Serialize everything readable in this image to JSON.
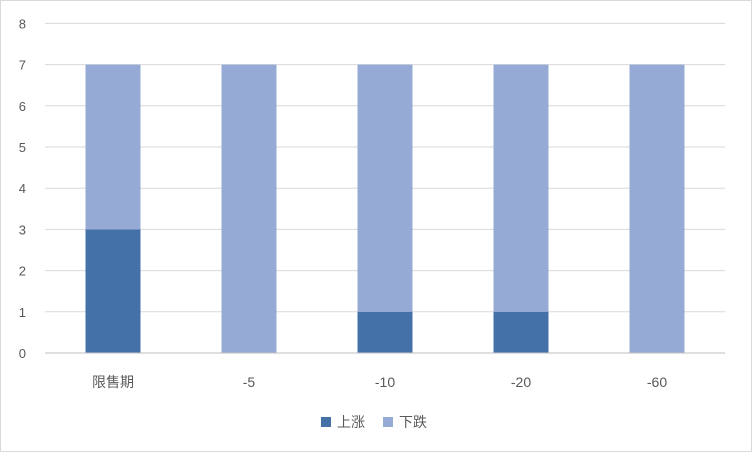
{
  "chart_data": {
    "type": "bar",
    "stacked": true,
    "categories": [
      "限售期",
      "-5",
      "-10",
      "-20",
      "-60"
    ],
    "series": [
      {
        "name": "上涨",
        "values": [
          3,
          0,
          1,
          1,
          0
        ],
        "color": "#4472a8"
      },
      {
        "name": "下跌",
        "values": [
          4,
          7,
          6,
          6,
          7
        ],
        "color": "#95aad4"
      }
    ],
    "yticks": [
      0,
      1,
      2,
      3,
      4,
      5,
      6,
      7,
      8
    ],
    "ylim": [
      0,
      8
    ],
    "grid": true,
    "legend": "bottom"
  }
}
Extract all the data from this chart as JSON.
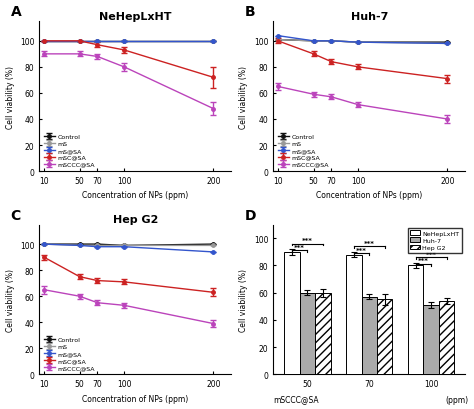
{
  "x": [
    10,
    50,
    70,
    100,
    200
  ],
  "panel_A": {
    "title": "NeHepLxHT",
    "Control": [
      100,
      100,
      100,
      100,
      100
    ],
    "mS": [
      100,
      100,
      100,
      100,
      100
    ],
    "mS@SA": [
      100,
      100,
      100,
      100,
      100
    ],
    "mSC@SA": [
      100,
      100,
      97,
      93,
      72
    ],
    "mSCCC@SA": [
      90,
      90,
      88,
      80,
      48
    ],
    "Control_err": [
      0,
      0,
      0,
      0,
      0
    ],
    "mS_err": [
      0,
      0,
      0,
      0,
      0
    ],
    "mS@SA_err": [
      0,
      0,
      0,
      0,
      0
    ],
    "mSC@SA_err": [
      0,
      0,
      2,
      2,
      8
    ],
    "mSCCC@SA_err": [
      2,
      2,
      2,
      3,
      5
    ]
  },
  "panel_B": {
    "title": "Huh-7",
    "Control": [
      101,
      100,
      100,
      99,
      99
    ],
    "mS": [
      101,
      100,
      100,
      99,
      98
    ],
    "mS@SA": [
      104,
      100,
      100,
      99,
      98
    ],
    "mSC@SA": [
      100,
      90,
      84,
      80,
      71
    ],
    "mSCCC@SA": [
      65,
      59,
      57,
      51,
      40
    ],
    "Control_err": [
      0,
      0,
      0,
      0,
      0
    ],
    "mS_err": [
      0,
      0,
      0,
      0,
      0
    ],
    "mS@SA_err": [
      0,
      0,
      0,
      0,
      0
    ],
    "mSC@SA_err": [
      2,
      2,
      2,
      2,
      3
    ],
    "mSCCC@SA_err": [
      3,
      2,
      2,
      2,
      3
    ]
  },
  "panel_C": {
    "title": "Hep G2",
    "Control": [
      100,
      100,
      100,
      99,
      100
    ],
    "mS": [
      100,
      99,
      99,
      99,
      99
    ],
    "mS@SA": [
      100,
      99,
      98,
      98,
      94
    ],
    "mSC@SA": [
      90,
      75,
      72,
      71,
      63
    ],
    "mSCCC@SA": [
      65,
      60,
      55,
      53,
      39
    ],
    "Control_err": [
      0,
      0,
      0,
      0,
      0
    ],
    "mS_err": [
      0,
      0,
      0,
      0,
      0
    ],
    "mS@SA_err": [
      0,
      0,
      0,
      0,
      0
    ],
    "mSC@SA_err": [
      2,
      2,
      2,
      2,
      3
    ],
    "mSCCC@SA_err": [
      3,
      2,
      2,
      2,
      3
    ]
  },
  "panel_D": {
    "NeHepLxHT": [
      90,
      88,
      80
    ],
    "Huh7": [
      60,
      57,
      51
    ],
    "HepG2": [
      60,
      55,
      54
    ],
    "NeHepLxHT_err": [
      2,
      2,
      2
    ],
    "Huh7_err": [
      2,
      2,
      2
    ],
    "HepG2_err": [
      3,
      4,
      2
    ],
    "group_labels": [
      "50",
      "70",
      "100"
    ]
  },
  "colors": {
    "Control": "#111111",
    "mS": "#999999",
    "mS@SA": "#3355cc",
    "mSC@SA": "#cc2222",
    "mSCCC@SA": "#bb44bb"
  }
}
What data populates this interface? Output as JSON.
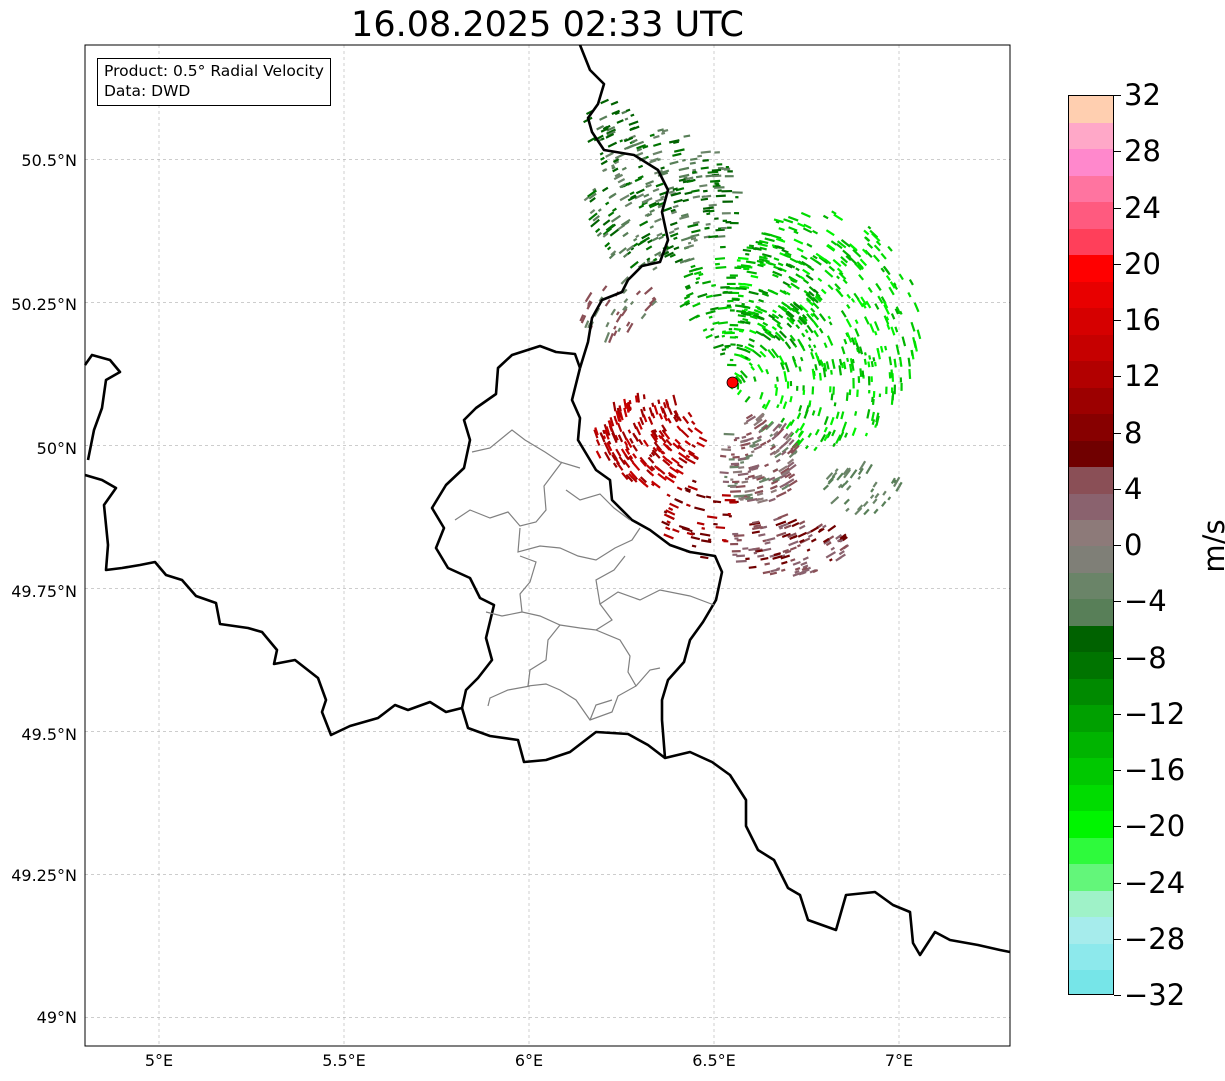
{
  "title": "16.08.2025 02:33 UTC",
  "info": {
    "product": "Product: 0.5° Radial Velocity",
    "source": "Data: DWD"
  },
  "axes": {
    "lat_labels": [
      "50.5°N",
      "50.25°N",
      "50°N",
      "49.75°N",
      "49.5°N",
      "49.25°N",
      "49°N"
    ],
    "lon_labels": [
      "5°E",
      "5.5°E",
      "6°E",
      "6.5°E",
      "7°E"
    ],
    "lat_range": [
      48.95,
      50.7
    ],
    "lon_range": [
      4.8,
      7.3
    ],
    "grid": true
  },
  "radar_site": {
    "lat": 50.11,
    "lon": 6.55,
    "color": "#ff0000"
  },
  "colorbar": {
    "unit": "m/s",
    "range": [
      -32,
      32
    ],
    "tick_labels": [
      "32",
      "28",
      "24",
      "20",
      "16",
      "12",
      "8",
      "4",
      "0",
      "−4",
      "−8",
      "−12",
      "−16",
      "−20",
      "−24",
      "−28",
      "−32"
    ],
    "colors_bottom_to_top": [
      "#76e5e8",
      "#8de9ec",
      "#a6ecec",
      "#9ff2c8",
      "#63f67a",
      "#2efa3c",
      "#00f500",
      "#00dc00",
      "#00c800",
      "#00b400",
      "#00a000",
      "#008a00",
      "#007400",
      "#006200",
      "#587f58",
      "#6a8468",
      "#7f7f77",
      "#8d7a79",
      "#8a626e",
      "#8a4f56",
      "#700000",
      "#870000",
      "#9c0000",
      "#b20000",
      "#c60000",
      "#d60000",
      "#e80000",
      "#ff0000",
      "#ff3f5a",
      "#ff5a7f",
      "#ff74a0",
      "#ff88cc",
      "#ffa8c8",
      "#ffcfb0"
    ]
  }
}
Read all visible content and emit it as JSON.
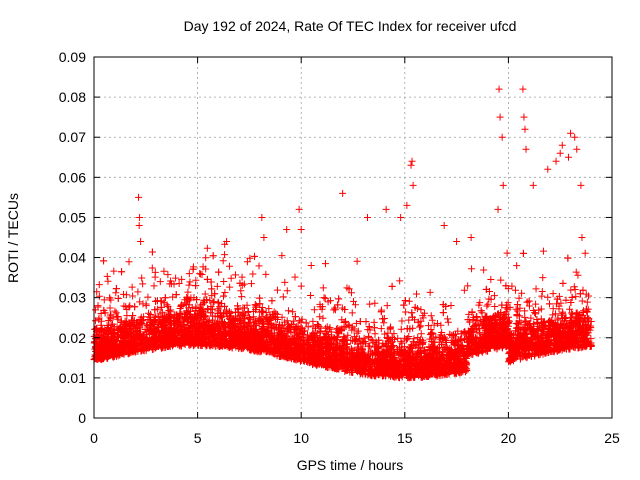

Task statement – Give only the number of lines in the data that include the string "this".

Result below – 3